■ GIVEN REQUEST 1:
Answer these from the editorial, one answer per line, marked the same way:
(a) Who developed the legal theory that would let Congress challenge the President in court?
(b) Whose leadership has taken an interest in the idea?
(c) What might a handful of junior Members do?
■ GIVEN REQUEST 2: List every area of law that the editorial says the President has stopped enforcing.
■ GIVEN REQUEST 3: Repeat, with no changes, the part of the editorial that opens with the words containing "President Obama is" and closes with "the legal challenge.".

■ TEXT SEGMENT:
········

President Obama is setting a dangerous precedent by suspending his enforcement of laws on health care, immigration, drugs, banking and so much else, but the courts may soon be asked to throw a brushback pitch. That is, unless a rump group of backbenchers undermines the legal challenge.

Mr. Obama’s practice of unilaterally waiving his duty to faithfully execute statutes has been abetted by a presumed lack of legal “standing” to contest his suspension. To the extent individuals have not suffered concrete injuries that the courts traditionally redress, he feels he can act without consequence to create whole-cloth regulatory regimes. This makes the inherent Article I powers of Congress irrelevant, with perhaps permanent damage to the separation of powers and political accountability. If Mr. Obama gets away with it, the next President probably will too.

But Congress may yet have a way to challenge this usurpation in court. The Washington constitutional litigator David Rivkin and Florida International University law professor Elizabeth Price Foley have developed a legal theory that would allow for judicial review to resolve this dispute between the political branches on the merits. Members of Congress as individuals cannot sue as individuals over passing political disputes. But when the President is usurping core legislative powers, Congress as an institution can sue to vindicate this constitutional injury.

Short of impeachment, there is no other way for Congress to defend its rights, and the Rivkin-Foley case is narrow and limited—and should survive judicial scrutiny. The idea has secured the interest of the GOP leadership, which may soon authorize a House-led lawsuit.

The problem is that a handful of junior Members may move to pre-empt the House challenge with their own claim in a way that could undermine House leaders. As a legal matter, the formal imprimatur of Congress is important and serves as a limiting principle. Institutional challenges will be rare for only the gravest suspensions of law and keep sealed the Pandora’s box that would be the endless deluge of ad hoc political lawsuits against the White House.

········

■ ITEMS:
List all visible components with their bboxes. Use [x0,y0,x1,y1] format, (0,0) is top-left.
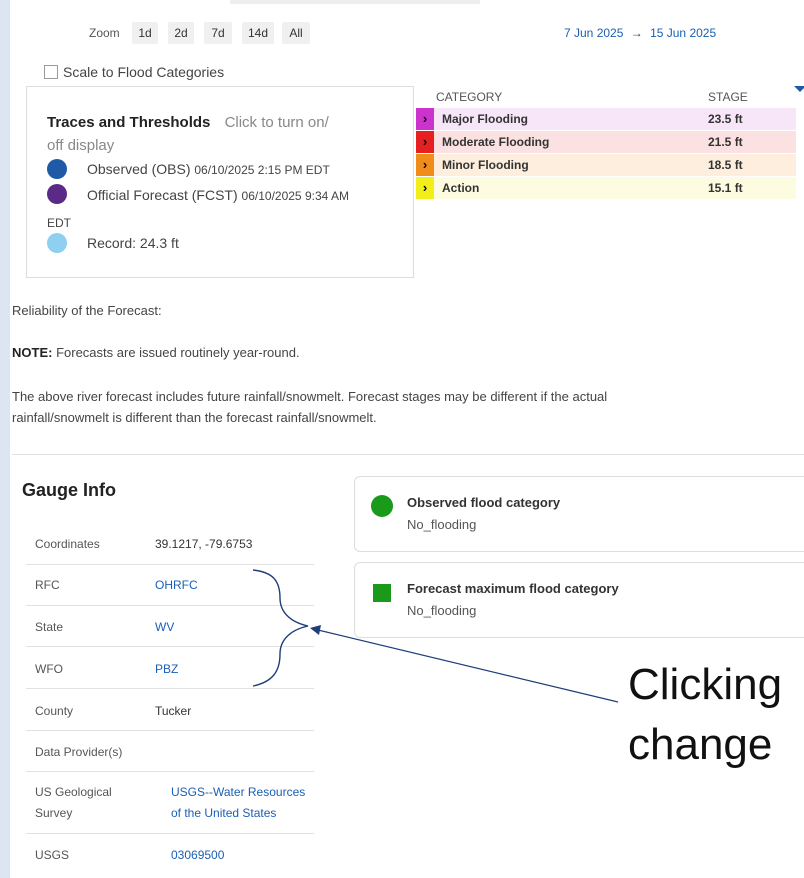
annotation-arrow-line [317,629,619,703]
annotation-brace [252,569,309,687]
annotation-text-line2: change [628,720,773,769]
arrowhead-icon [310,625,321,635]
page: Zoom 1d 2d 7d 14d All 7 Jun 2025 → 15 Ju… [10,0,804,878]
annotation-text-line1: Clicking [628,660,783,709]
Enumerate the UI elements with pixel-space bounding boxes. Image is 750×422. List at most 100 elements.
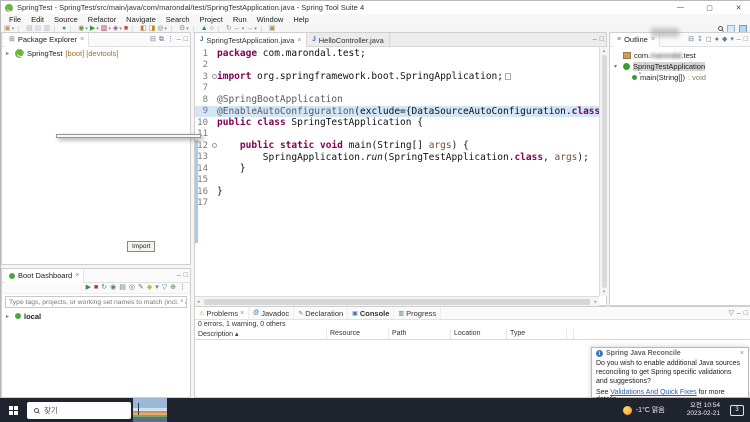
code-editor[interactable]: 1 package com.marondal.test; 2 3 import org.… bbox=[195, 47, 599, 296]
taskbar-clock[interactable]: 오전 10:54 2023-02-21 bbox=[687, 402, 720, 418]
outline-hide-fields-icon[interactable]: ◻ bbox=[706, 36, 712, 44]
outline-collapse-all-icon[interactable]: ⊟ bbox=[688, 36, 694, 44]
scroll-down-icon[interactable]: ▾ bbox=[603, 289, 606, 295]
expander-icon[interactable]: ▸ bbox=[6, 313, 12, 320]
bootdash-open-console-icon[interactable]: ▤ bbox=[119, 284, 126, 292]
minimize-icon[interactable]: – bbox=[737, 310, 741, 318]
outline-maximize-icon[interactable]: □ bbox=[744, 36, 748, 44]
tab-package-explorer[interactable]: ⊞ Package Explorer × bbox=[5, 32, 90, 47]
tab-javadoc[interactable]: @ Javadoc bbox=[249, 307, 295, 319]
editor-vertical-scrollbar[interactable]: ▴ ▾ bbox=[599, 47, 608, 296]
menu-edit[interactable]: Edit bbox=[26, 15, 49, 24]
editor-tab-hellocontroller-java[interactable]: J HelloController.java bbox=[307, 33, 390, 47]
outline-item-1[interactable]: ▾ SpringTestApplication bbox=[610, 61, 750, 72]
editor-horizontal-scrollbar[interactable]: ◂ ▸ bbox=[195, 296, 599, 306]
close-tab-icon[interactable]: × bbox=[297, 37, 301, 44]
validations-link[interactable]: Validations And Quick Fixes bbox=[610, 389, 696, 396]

········

■ SOLUTION 1:
(a) David Rivkin and Elizabeth Price Foley
(b) The GOP leadership
(c) Pre-empt the House challenge with their own claim

■ SOLUTION 2: Health care, immigration, drugs, banking

■ SOLUTION 3:
President Obama is setting a dangerous precedent by suspending his enforcement of laws on health care, immigration, drugs, banking and so much else, but the courts may soon be asked to throw a brushback pitch. That is, unless a rump group of backbenchers undermines the legal challenge.